§ **SHORT TASK**: Give every line of the data again, unchanged, but with no pictures.

* start *

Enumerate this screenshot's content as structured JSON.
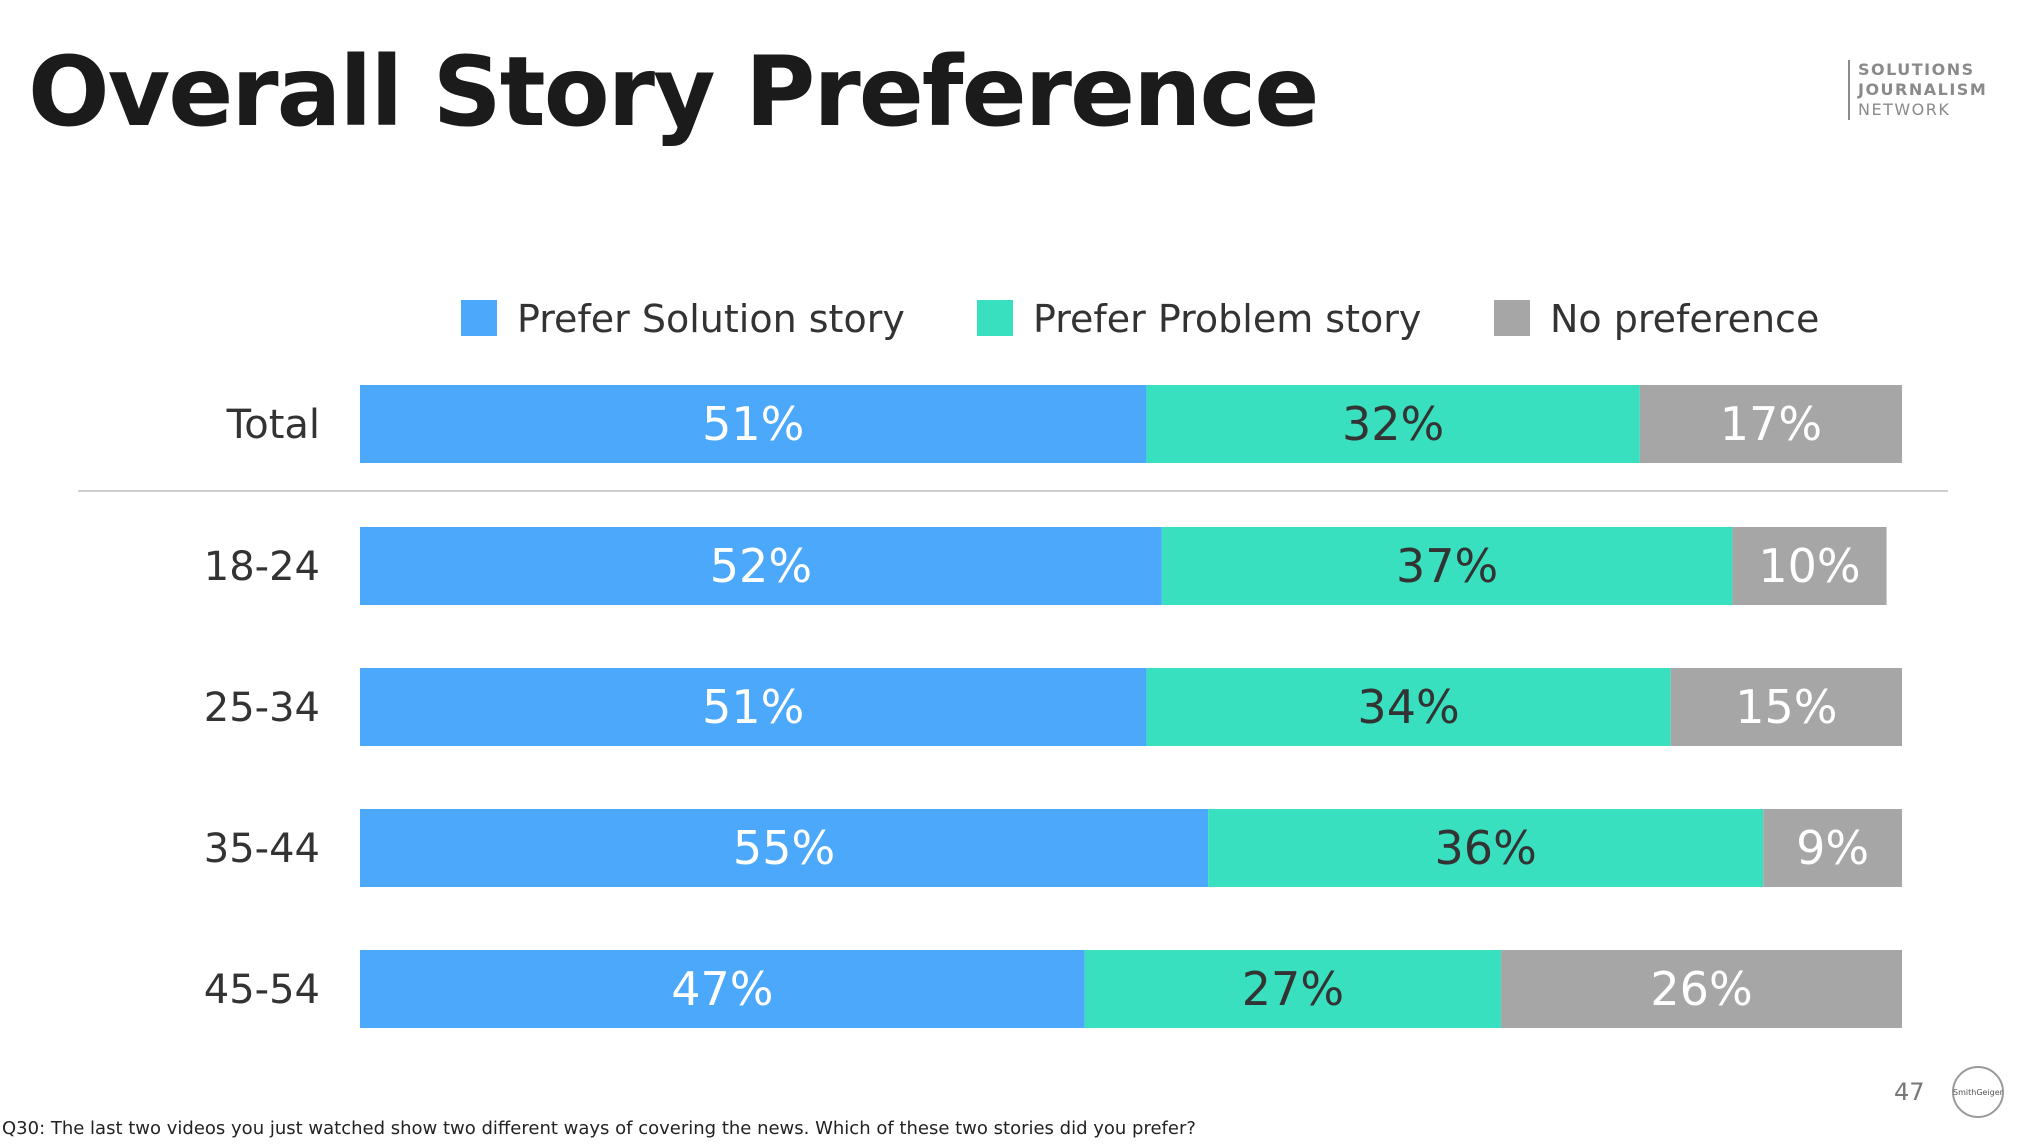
{
  "slide": {
    "title": "Overall Story Preference",
    "logo_lines": [
      "SOLUTIONS",
      "JOURNALISM",
      "NETWORK"
    ],
    "page_number": "47",
    "badge_text": "SmithGeiger",
    "footnote": "Q30: The last two videos you just watched show two different ways of covering the news.  Which of these two stories did you prefer?"
  },
  "chart_data": {
    "type": "bar",
    "orientation": "horizontal",
    "stacked": true,
    "percent_stacked": true,
    "legend_position": "top",
    "categories": [
      "Total",
      "18-24",
      "25-34",
      "35-44",
      "45-54"
    ],
    "series": [
      {
        "name": "Prefer Solution story",
        "color": "#4ca8fa",
        "label_color": "#ffffff",
        "values": [
          51,
          52,
          51,
          55,
          47
        ]
      },
      {
        "name": "Prefer Problem story",
        "color": "#38e0bf",
        "label_color": "#333333",
        "values": [
          32,
          37,
          34,
          36,
          27
        ]
      },
      {
        "name": "No preference",
        "color": "#a6a6a6",
        "label_color": "#ffffff",
        "values": [
          17,
          10,
          15,
          9,
          26
        ]
      }
    ],
    "data_labels": [
      [
        "51%",
        "32%",
        "17%"
      ],
      [
        "52%",
        "37%",
        "10%"
      ],
      [
        "51%",
        "34%",
        "15%"
      ],
      [
        "55%",
        "36%",
        "9%"
      ],
      [
        "47%",
        "27%",
        "26%"
      ]
    ],
    "separator_after_first_row": true
  }
}
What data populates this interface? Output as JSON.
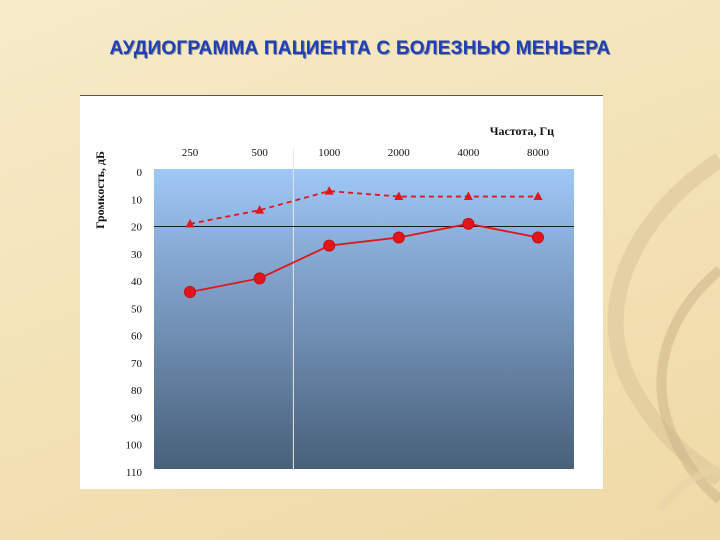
{
  "slide": {
    "title": "АУДИОГРАММА ПАЦИЕНТА С БОЛЕЗНЬЮ МЕНЬЕРА"
  },
  "colors": {
    "title": "#1f3fb8",
    "series": "#e0161b",
    "plot_top": "#9fc7f7",
    "plot_bottom": "#48607a"
  },
  "chart_data": {
    "type": "line",
    "title": "",
    "xlabel": "Частота, Гц",
    "ylabel": "Громкость, дБ",
    "x_axis_position": "top",
    "y_inverted": true,
    "categories": [
      "250",
      "500",
      "1000",
      "2000",
      "4000",
      "8000"
    ],
    "yticks": [
      "0",
      "10",
      "20",
      "30",
      "40",
      "50",
      "60",
      "70",
      "80",
      "90",
      "100",
      "110"
    ],
    "ylim": [
      0,
      110
    ],
    "reference_line_y": 20,
    "series": [
      {
        "style": "solid-circle",
        "values": [
          44,
          39,
          27,
          24,
          19,
          24
        ]
      },
      {
        "style": "dashed-triangle",
        "values": [
          19,
          14,
          7,
          9,
          9,
          9
        ]
      }
    ]
  }
}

* end *

§ **RESULT FOR THIS EXERCISE**:
Enumerate this screenshot's content as structured JSON.
{
  "slide": {
    "title": "Overall Story Preference",
    "logo_lines": [
      "SOLUTIONS",
      "JOURNALISM",
      "NETWORK"
    ],
    "page_number": "47",
    "badge_text": "SmithGeiger",
    "footnote": "Q30: The last two videos you just watched show two different ways of covering the news.  Which of these two stories did you prefer?"
  },
  "chart_data": {
    "type": "bar",
    "orientation": "horizontal",
    "stacked": true,
    "percent_stacked": true,
    "legend_position": "top",
    "categories": [
      "Total",
      "18-24",
      "25-34",
      "35-44",
      "45-54"
    ],
    "series": [
      {
        "name": "Prefer Solution story",
        "color": "#4ca8fa",
        "label_color": "#ffffff",
        "values": [
          51,
          52,
          51,
          55,
          47
        ]
      },
      {
        "name": "Prefer Problem story",
        "color": "#38e0bf",
        "label_color": "#333333",
        "values": [
          32,
          37,
          34,
          36,
          27
        ]
      },
      {
        "name": "No preference",
        "color": "#a6a6a6",
        "label_color": "#ffffff",
        "values": [
          17,
          10,
          15,
          9,
          26
        ]
      }
    ],
    "data_labels": [
      [
        "51%",
        "32%",
        "17%"
      ],
      [
        "52%",
        "37%",
        "10%"
      ],
      [
        "51%",
        "34%",
        "15%"
      ],
      [
        "55%",
        "36%",
        "9%"
      ],
      [
        "47%",
        "27%",
        "26%"
      ]
    ],
    "separator_after_first_row": true
  }
}
What data populates this interface? Output as JSON.
{
  "slide": {
    "title": "АУДИОГРАММА ПАЦИЕНТА С БОЛЕЗНЬЮ МЕНЬЕРА"
  },
  "colors": {
    "title": "#1f3fb8",
    "series": "#e0161b",
    "plot_top": "#9fc7f7",
    "plot_bottom": "#48607a"
  },
  "chart_data": {
    "type": "line",
    "title": "",
    "xlabel": "Частота, Гц",
    "ylabel": "Громкость, дБ",
    "x_axis_position": "top",
    "y_inverted": true,
    "categories": [
      "250",
      "500",
      "1000",
      "2000",
      "4000",
      "8000"
    ],
    "yticks": [
      "0",
      "10",
      "20",
      "30",
      "40",
      "50",
      "60",
      "70",
      "80",
      "90",
      "100",
      "110"
    ],
    "ylim": [
      0,
      110
    ],
    "reference_line_y": 20,
    "series": [
      {
        "style": "solid-circle",
        "values": [
          44,
          39,
          27,
          24,
          19,
          24
        ]
      },
      {
        "style": "dashed-triangle",
        "values": [
          19,
          14,
          7,
          9,
          9,
          9
        ]
      }
    ]
  }
}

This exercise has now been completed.